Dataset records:
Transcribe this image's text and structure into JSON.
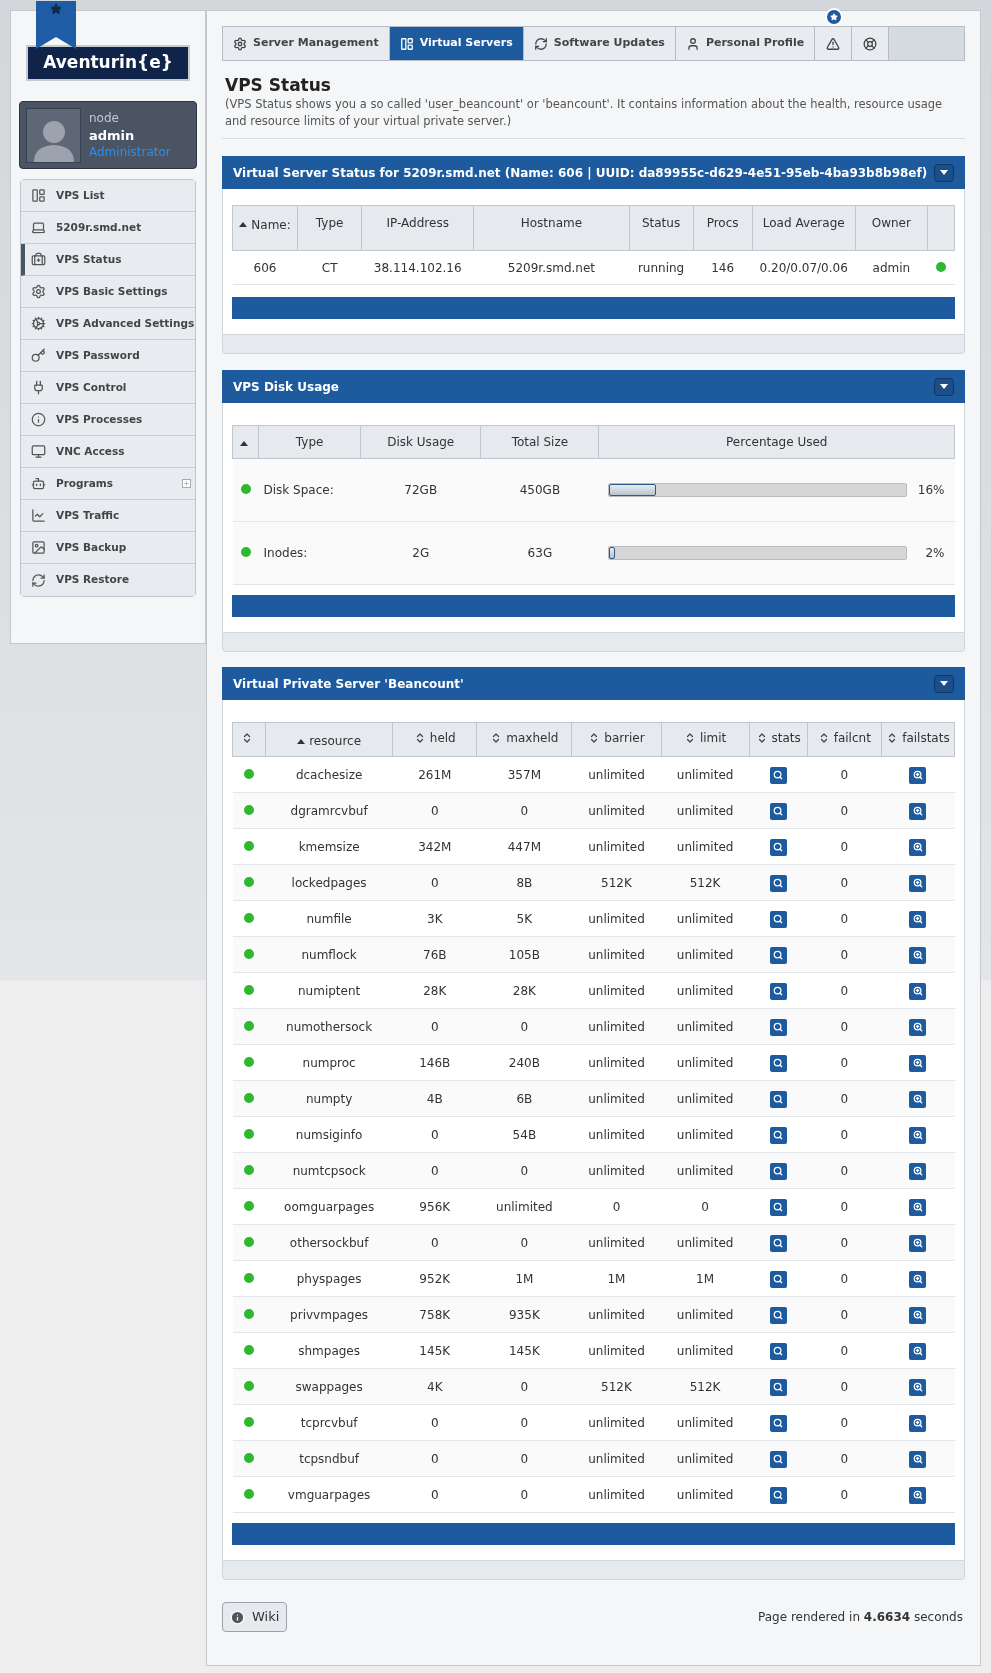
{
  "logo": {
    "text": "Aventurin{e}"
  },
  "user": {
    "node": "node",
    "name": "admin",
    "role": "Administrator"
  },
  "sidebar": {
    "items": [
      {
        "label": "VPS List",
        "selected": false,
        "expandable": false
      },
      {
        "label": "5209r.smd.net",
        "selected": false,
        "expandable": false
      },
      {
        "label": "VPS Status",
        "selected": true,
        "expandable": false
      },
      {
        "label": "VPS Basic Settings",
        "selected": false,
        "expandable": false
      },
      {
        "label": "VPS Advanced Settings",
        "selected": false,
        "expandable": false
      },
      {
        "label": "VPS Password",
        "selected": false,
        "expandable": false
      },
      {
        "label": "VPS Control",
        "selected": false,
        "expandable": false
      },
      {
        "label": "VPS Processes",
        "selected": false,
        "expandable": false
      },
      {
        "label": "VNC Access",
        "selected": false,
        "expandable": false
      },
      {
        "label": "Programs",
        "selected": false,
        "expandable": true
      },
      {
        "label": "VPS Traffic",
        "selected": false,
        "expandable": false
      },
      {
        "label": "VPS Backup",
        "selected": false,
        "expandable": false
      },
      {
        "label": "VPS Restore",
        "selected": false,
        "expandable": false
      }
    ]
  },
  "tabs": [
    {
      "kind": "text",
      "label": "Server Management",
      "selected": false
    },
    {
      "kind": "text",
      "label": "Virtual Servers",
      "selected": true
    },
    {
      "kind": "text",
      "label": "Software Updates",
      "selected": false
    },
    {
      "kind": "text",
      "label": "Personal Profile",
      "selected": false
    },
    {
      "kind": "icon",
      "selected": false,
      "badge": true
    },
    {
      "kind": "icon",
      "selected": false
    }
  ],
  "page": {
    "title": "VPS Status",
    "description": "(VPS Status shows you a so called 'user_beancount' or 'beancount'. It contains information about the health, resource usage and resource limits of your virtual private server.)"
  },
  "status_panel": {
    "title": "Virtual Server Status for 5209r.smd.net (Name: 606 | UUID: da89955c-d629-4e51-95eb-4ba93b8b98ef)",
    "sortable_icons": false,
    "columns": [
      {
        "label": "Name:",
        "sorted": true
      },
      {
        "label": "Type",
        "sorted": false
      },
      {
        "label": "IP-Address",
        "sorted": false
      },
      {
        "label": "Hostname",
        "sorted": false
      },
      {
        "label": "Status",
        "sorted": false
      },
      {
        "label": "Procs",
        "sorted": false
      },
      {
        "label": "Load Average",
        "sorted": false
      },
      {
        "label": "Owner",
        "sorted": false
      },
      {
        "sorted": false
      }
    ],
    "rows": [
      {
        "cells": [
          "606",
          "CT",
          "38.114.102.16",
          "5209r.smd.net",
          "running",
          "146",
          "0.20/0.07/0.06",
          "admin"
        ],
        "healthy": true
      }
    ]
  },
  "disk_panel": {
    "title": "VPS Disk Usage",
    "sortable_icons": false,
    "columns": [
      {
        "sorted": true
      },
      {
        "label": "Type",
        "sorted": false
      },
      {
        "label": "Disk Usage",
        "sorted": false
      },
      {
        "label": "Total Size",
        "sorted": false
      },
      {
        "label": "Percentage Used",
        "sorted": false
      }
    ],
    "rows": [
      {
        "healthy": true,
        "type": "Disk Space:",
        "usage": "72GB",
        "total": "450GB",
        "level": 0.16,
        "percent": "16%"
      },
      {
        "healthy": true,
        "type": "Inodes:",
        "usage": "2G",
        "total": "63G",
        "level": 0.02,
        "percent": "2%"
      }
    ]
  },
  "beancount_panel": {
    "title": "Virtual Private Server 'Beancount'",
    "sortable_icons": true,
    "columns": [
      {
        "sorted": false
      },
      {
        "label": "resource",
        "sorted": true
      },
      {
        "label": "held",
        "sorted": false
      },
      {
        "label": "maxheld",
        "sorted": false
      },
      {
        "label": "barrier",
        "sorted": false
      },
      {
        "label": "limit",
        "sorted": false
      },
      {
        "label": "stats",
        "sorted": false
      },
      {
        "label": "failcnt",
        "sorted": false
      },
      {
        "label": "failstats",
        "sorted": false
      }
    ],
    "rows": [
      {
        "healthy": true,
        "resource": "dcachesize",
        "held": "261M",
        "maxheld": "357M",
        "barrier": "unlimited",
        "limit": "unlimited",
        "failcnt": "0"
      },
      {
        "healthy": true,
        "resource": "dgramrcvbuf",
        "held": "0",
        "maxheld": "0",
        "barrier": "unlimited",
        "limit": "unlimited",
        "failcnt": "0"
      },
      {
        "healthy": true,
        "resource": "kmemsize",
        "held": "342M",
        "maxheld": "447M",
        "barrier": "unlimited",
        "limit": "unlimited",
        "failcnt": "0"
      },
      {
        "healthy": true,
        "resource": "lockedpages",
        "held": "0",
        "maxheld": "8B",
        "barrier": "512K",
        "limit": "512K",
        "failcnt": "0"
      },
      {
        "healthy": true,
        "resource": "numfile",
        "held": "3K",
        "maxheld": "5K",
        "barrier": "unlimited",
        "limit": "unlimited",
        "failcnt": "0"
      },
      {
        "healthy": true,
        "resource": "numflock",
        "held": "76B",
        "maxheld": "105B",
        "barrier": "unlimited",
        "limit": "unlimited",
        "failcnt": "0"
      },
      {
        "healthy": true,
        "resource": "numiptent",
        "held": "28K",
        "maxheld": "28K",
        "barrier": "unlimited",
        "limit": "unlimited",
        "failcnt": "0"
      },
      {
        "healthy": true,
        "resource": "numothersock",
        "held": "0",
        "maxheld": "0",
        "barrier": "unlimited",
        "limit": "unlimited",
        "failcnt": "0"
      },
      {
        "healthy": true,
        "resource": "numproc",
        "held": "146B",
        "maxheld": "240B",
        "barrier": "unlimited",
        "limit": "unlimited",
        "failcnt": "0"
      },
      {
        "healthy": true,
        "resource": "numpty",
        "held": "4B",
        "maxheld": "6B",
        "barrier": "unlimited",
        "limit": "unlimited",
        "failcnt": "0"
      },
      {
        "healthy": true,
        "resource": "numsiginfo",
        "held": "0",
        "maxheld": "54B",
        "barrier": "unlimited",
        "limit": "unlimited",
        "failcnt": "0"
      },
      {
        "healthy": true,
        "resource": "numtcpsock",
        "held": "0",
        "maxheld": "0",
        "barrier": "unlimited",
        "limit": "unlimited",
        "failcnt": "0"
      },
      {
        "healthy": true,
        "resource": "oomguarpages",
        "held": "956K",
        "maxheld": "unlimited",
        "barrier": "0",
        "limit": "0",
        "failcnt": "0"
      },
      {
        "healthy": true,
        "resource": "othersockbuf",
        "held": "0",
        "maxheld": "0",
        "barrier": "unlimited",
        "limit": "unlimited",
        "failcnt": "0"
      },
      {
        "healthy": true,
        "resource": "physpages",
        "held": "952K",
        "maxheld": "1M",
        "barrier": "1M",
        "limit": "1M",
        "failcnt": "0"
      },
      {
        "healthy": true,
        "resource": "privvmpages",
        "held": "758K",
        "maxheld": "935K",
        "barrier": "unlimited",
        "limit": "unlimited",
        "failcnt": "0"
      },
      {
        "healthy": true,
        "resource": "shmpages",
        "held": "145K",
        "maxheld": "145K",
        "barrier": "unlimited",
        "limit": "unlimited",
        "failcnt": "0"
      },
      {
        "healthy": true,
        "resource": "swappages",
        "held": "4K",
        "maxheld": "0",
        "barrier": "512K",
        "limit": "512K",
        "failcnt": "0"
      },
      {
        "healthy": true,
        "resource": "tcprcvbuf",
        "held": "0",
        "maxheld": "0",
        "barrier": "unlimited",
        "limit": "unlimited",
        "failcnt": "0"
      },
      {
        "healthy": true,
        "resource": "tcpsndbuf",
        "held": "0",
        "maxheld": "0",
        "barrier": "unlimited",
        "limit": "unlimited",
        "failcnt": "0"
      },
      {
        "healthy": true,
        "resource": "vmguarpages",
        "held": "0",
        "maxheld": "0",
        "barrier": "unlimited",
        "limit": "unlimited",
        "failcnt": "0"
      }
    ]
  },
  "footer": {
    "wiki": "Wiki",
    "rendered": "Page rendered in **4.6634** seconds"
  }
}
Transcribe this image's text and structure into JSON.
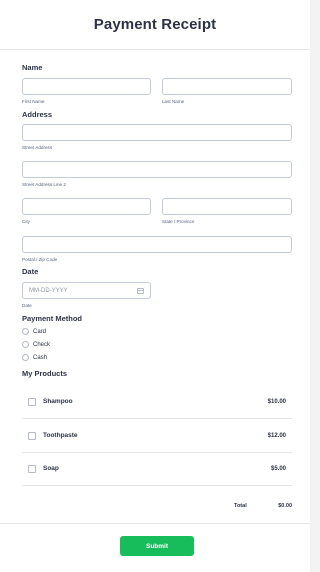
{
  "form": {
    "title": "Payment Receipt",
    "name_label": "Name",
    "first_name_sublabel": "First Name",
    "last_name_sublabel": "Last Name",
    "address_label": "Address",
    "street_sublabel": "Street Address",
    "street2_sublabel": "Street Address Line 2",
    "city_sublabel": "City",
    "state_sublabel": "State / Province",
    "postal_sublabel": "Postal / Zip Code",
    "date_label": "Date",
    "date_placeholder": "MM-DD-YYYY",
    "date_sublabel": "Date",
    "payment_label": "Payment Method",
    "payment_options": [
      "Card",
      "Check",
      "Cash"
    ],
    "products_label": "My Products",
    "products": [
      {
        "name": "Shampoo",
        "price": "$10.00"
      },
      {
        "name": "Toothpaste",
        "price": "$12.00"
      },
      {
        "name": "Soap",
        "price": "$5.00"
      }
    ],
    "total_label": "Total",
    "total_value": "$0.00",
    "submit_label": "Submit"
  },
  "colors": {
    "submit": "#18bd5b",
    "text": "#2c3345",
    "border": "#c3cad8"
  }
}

_Required task:_ Go through the records and copy each line with "Settings" in it.

_Solution below:_
        "label": "VPS Basic Settings",
        "label": "VPS Advanced Settings",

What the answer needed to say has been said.